TASK INPUTS:
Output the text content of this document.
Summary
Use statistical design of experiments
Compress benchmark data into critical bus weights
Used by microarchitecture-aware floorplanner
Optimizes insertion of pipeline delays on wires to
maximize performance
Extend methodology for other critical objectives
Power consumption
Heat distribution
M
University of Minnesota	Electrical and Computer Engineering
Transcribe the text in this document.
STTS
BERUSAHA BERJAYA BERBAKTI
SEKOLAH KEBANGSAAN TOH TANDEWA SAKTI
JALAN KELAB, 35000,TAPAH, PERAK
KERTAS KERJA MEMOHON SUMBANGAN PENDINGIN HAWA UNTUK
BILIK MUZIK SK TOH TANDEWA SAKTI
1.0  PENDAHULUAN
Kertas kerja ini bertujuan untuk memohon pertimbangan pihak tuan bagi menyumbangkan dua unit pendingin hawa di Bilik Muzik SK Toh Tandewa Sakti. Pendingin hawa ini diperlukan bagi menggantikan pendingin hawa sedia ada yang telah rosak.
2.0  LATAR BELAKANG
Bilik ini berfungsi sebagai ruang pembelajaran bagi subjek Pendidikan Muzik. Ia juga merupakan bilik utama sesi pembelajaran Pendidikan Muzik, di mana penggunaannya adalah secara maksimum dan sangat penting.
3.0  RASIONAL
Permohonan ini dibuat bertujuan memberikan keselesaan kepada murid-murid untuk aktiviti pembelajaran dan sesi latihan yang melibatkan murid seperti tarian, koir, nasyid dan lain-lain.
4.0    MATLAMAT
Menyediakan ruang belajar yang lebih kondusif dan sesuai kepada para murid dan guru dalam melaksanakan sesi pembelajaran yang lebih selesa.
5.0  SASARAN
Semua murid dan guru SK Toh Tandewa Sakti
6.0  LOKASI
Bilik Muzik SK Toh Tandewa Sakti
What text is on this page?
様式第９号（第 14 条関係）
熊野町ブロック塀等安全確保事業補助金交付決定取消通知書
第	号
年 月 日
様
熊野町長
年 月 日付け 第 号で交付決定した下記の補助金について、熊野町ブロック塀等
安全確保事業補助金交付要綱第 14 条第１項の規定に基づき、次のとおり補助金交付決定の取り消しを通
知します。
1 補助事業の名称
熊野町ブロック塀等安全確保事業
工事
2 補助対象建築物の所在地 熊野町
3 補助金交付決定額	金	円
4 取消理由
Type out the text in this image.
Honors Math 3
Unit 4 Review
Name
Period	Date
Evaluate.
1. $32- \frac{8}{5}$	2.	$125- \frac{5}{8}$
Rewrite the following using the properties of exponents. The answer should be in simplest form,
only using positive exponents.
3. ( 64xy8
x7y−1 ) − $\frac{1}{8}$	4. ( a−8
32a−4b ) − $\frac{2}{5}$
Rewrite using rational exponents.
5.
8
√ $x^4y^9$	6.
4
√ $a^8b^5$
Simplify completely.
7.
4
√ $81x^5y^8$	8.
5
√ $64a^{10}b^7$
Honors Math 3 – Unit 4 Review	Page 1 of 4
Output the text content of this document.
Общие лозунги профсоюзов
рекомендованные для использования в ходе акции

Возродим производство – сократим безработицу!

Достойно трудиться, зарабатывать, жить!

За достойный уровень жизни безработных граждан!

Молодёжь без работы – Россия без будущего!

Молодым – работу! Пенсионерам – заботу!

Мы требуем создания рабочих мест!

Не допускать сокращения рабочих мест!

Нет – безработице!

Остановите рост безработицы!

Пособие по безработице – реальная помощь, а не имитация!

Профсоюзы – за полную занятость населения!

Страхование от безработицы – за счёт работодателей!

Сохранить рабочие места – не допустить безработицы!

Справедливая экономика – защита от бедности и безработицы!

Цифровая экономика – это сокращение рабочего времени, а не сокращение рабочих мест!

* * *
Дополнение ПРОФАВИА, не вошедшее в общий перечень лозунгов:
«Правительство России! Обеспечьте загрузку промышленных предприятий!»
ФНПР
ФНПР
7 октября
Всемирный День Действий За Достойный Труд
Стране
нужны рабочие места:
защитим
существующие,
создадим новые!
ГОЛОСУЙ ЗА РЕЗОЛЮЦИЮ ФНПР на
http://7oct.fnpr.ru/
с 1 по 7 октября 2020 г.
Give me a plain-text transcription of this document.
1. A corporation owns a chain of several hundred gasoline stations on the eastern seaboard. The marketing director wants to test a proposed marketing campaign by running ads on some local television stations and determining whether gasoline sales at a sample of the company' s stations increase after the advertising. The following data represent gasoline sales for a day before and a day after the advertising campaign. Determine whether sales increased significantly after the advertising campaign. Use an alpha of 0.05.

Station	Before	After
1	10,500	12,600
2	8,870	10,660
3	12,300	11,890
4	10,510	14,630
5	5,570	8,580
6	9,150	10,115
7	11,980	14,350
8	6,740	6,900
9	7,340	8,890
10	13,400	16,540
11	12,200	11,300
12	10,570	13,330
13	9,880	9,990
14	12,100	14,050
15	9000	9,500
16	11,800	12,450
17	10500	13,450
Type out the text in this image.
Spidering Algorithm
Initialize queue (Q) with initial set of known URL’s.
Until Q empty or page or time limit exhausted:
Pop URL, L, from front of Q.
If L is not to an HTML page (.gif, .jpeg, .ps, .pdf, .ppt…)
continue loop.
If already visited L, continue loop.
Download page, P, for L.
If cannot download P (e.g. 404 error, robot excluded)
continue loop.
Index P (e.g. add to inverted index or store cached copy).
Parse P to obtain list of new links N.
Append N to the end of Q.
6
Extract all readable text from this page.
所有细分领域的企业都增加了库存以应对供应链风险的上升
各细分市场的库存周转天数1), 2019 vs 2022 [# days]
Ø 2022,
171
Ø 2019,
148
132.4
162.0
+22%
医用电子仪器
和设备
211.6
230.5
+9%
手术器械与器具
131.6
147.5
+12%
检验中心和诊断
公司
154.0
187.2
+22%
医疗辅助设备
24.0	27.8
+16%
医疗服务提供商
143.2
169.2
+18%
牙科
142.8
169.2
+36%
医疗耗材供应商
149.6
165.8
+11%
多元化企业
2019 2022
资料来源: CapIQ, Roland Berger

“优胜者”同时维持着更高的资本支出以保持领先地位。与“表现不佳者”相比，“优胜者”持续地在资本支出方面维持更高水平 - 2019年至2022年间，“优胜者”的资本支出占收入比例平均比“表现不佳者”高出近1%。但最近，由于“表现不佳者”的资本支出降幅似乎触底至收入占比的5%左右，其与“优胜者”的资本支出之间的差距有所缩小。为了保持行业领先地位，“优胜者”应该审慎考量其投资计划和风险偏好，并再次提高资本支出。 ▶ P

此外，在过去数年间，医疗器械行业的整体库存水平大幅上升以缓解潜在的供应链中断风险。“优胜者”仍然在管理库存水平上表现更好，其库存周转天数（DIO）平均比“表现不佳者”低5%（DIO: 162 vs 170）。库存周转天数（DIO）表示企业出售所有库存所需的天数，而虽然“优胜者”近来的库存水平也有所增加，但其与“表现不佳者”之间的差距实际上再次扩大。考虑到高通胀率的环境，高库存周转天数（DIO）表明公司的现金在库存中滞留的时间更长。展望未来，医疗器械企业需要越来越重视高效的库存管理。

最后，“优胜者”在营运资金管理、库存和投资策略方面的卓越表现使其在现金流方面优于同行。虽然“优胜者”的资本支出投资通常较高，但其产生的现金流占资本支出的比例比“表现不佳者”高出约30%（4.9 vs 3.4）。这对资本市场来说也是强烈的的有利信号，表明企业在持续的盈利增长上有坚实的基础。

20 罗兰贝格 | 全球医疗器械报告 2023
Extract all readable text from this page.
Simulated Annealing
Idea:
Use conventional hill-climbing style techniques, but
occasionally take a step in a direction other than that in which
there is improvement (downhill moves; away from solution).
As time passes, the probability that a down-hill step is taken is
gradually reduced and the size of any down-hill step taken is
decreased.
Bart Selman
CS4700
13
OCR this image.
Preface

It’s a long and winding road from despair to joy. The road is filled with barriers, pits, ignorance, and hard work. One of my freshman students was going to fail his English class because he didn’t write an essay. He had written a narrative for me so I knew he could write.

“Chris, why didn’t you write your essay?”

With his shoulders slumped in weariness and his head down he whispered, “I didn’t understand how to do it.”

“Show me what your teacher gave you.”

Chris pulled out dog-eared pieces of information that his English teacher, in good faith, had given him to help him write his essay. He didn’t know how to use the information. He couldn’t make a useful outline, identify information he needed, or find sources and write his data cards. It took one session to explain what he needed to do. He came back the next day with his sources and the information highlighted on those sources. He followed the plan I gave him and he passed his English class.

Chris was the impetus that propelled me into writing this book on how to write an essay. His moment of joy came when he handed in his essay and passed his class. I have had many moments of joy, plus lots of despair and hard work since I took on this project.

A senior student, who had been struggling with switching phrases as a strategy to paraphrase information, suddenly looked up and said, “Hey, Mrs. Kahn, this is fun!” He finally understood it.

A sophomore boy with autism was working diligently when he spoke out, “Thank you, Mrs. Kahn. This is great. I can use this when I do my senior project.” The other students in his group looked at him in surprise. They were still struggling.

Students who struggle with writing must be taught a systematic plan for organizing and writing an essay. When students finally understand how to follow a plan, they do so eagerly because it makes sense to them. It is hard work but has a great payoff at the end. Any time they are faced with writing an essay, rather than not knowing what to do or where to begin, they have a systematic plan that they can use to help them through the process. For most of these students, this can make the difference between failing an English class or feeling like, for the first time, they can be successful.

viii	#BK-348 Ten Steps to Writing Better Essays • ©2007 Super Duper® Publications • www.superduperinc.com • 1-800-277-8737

WRITTEN REQUEST: Using the listing, copy every line where the word "ruang" shows up.

FINAL RESULT:
Bilik ini berfungsi sebagai ruang pembelajaran bagi subjek Pendidikan Muzik. Ia juga merupakan bilik utama sesi pembelajaran Pendidikan Muzik, di mana penggunaannya adalah secara maksimum dan sangat penting.
Menyediakan ruang belajar yang lebih kondusif dan sesuai kepada para murid dan guru dalam melaksanakan sesi pembelajaran yang lebih selesa.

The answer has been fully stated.